[Input material — start]

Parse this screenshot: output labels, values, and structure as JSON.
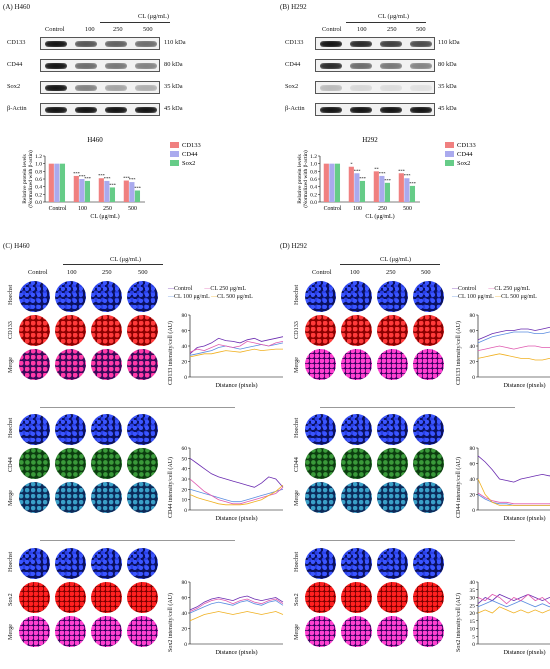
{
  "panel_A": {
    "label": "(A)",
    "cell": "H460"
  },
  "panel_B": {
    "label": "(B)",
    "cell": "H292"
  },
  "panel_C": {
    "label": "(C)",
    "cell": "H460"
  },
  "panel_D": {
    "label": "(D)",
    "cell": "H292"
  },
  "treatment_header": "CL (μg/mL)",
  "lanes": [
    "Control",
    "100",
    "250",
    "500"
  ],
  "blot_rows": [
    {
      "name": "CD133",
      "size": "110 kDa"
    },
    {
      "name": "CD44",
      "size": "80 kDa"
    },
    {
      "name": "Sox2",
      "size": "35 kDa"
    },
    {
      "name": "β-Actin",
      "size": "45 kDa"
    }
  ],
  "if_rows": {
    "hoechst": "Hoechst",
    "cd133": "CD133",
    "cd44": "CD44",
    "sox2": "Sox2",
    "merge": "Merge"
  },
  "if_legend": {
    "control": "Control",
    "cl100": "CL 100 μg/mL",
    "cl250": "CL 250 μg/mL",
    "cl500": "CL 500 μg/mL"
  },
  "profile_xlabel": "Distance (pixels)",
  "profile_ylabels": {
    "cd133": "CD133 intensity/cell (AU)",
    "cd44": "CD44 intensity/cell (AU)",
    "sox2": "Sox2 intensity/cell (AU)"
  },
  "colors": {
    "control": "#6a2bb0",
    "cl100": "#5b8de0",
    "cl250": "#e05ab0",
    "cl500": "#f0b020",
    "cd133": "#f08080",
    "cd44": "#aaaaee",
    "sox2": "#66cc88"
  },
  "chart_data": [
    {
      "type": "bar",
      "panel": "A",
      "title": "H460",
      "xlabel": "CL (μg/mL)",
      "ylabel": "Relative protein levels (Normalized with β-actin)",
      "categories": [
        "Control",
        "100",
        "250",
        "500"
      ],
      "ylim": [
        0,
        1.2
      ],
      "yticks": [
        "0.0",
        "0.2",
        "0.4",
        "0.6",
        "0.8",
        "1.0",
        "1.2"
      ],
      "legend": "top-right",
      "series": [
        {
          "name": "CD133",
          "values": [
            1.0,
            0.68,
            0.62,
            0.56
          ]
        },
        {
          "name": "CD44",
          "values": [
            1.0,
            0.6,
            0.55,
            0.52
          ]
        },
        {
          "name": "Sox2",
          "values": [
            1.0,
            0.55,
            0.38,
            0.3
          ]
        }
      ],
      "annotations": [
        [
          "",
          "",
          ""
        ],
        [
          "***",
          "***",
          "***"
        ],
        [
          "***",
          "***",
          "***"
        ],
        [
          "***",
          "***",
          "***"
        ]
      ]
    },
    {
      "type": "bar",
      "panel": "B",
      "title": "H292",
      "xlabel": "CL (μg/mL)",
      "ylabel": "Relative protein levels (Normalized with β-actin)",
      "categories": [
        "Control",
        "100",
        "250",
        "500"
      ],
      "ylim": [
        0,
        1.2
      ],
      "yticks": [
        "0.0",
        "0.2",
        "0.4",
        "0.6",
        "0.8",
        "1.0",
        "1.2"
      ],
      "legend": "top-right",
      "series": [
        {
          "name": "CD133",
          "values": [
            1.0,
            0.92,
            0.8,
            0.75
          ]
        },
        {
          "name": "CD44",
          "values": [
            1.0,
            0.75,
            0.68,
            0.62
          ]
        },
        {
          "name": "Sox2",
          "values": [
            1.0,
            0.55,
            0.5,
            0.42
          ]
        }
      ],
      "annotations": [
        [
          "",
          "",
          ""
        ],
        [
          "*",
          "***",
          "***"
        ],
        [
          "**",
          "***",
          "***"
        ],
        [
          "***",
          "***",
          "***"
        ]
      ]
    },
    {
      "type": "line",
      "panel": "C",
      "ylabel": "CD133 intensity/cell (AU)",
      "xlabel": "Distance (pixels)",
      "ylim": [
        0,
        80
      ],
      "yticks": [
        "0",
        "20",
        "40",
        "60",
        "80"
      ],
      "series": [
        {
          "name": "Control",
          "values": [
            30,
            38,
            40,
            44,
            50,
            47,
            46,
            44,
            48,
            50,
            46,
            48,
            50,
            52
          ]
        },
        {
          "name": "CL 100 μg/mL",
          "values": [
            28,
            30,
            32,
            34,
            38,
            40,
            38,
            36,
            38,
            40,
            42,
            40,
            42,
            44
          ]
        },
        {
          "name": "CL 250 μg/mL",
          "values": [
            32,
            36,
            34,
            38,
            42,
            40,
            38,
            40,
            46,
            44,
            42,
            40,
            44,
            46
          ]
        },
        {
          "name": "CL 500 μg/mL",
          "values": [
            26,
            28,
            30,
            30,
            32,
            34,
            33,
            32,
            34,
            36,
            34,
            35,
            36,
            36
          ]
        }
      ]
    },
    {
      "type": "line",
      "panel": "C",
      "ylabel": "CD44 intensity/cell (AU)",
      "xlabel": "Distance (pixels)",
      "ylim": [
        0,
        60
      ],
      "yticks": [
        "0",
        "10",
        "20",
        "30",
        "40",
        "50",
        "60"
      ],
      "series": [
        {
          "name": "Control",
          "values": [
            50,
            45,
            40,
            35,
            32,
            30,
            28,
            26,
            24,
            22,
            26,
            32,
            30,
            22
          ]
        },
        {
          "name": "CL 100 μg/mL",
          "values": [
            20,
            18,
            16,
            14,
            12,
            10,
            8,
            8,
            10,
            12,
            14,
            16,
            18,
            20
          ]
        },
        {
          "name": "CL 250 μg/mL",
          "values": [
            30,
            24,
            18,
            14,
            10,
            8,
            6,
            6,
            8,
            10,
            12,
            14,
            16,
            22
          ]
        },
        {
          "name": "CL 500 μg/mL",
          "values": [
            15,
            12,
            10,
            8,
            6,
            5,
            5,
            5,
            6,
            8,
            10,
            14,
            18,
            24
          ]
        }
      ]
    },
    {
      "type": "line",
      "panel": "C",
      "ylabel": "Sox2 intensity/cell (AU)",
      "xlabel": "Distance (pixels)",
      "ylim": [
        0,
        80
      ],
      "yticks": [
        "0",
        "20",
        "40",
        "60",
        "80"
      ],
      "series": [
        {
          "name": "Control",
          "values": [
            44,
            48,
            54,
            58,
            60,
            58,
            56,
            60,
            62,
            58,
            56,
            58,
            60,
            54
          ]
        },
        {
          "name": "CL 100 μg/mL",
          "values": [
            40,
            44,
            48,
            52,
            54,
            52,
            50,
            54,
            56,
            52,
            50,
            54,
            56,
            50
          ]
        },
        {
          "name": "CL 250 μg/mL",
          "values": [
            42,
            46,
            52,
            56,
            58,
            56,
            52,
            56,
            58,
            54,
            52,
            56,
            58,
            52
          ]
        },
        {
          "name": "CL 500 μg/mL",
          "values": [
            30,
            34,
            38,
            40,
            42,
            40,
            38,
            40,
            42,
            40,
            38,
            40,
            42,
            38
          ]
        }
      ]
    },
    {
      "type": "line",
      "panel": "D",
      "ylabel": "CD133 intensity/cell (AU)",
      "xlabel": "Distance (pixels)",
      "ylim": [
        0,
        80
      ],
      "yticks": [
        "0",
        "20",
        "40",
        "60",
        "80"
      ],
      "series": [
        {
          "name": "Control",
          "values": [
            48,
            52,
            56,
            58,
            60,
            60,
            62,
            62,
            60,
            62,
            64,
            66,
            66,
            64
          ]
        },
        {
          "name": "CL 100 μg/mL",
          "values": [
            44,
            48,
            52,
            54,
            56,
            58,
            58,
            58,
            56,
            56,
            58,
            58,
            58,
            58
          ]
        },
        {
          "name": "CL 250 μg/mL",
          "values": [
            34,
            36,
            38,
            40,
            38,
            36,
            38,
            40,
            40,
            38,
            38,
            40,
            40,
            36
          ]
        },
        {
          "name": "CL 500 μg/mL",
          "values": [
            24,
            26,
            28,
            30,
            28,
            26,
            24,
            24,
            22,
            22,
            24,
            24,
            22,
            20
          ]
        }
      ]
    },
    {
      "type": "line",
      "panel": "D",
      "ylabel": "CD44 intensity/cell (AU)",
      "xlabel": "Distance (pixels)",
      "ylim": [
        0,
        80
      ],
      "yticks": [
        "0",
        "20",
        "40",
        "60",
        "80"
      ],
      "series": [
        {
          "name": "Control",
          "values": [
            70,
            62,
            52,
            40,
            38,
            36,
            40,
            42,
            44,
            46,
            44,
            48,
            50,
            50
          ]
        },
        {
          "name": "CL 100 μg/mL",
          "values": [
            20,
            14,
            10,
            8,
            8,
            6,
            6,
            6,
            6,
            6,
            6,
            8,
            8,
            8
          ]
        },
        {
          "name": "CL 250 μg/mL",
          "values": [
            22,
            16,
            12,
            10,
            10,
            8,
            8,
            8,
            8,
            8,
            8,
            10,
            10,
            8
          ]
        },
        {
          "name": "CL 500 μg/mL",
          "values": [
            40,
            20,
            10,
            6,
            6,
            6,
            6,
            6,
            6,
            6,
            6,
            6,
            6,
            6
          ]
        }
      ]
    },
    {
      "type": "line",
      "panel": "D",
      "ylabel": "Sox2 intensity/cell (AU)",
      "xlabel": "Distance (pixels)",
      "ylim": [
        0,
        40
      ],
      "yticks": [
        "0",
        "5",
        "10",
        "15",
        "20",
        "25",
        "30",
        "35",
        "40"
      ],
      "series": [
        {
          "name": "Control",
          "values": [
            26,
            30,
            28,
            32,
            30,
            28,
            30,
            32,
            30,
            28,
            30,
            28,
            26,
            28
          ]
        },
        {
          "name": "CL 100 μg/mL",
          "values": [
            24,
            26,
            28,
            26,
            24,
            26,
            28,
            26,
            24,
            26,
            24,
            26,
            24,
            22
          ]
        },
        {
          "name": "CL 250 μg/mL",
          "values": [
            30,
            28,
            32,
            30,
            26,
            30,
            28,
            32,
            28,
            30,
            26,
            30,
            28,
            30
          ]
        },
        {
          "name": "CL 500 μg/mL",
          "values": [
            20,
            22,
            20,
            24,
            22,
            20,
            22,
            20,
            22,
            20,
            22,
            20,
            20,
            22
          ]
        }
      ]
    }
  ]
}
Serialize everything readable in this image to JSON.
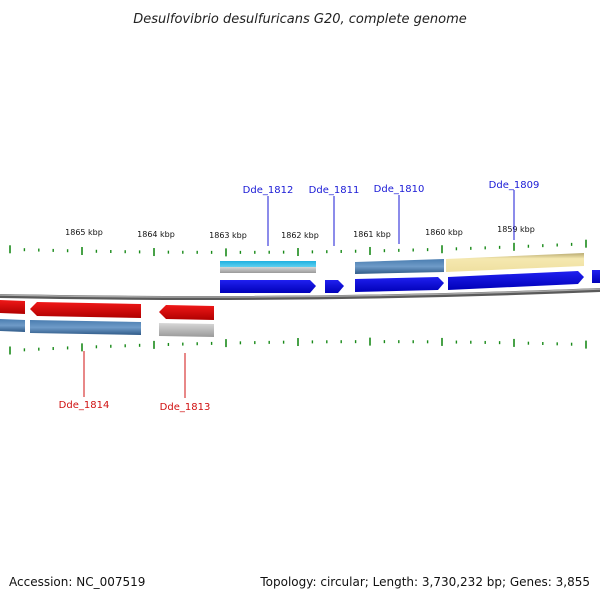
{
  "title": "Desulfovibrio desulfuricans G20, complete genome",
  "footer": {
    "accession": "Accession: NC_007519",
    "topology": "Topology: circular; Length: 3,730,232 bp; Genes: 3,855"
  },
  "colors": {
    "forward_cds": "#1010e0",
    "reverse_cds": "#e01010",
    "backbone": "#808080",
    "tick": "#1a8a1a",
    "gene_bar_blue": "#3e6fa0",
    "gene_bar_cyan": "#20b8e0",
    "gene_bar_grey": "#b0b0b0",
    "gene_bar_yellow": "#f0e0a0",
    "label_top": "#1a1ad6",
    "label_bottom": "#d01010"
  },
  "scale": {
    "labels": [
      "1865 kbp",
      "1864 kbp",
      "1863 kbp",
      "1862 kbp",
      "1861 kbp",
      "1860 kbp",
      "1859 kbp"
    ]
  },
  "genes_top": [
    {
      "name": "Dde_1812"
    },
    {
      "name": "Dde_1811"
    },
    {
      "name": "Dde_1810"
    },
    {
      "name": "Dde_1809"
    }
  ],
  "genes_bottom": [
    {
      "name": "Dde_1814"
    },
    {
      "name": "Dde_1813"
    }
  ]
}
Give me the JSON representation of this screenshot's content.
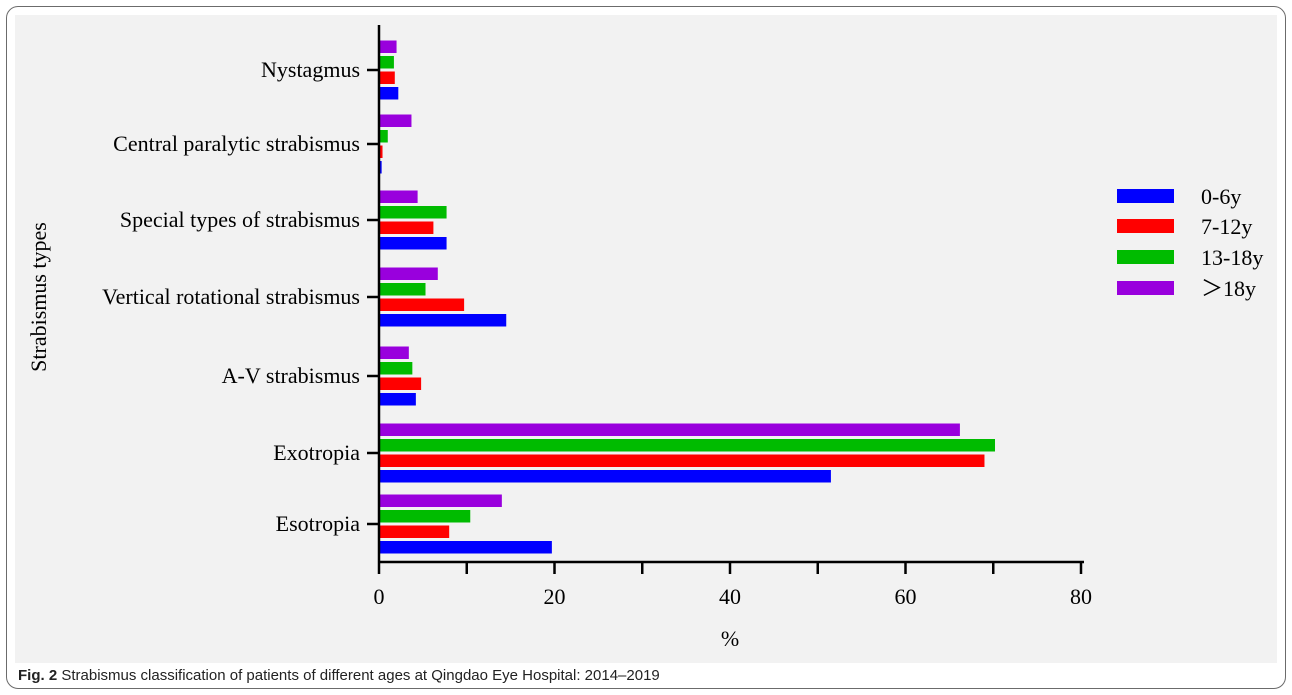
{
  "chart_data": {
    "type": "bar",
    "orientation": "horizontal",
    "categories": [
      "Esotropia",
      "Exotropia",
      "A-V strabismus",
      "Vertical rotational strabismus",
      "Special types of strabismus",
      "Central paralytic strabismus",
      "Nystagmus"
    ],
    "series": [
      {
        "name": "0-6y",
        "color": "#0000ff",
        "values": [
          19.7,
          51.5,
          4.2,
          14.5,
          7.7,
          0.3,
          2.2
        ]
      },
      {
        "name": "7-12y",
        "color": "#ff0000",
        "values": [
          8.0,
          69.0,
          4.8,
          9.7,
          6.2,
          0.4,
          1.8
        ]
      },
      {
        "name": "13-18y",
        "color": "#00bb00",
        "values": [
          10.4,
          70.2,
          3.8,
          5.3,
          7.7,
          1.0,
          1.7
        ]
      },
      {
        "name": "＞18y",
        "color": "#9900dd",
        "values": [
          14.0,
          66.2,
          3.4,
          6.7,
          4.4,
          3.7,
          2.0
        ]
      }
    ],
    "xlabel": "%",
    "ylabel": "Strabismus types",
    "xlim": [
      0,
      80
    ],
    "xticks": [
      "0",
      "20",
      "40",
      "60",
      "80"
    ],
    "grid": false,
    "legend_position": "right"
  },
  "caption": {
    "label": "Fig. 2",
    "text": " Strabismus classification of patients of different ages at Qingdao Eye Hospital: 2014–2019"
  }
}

[Input material — finish]

- **Task details**: Copy all lines from the material that include "size".

- **Solution to this task**:
      "size": "110 kDa"
      "size": "80 kDa"
      "size": "35 kDa"
      "size": "45 kDa"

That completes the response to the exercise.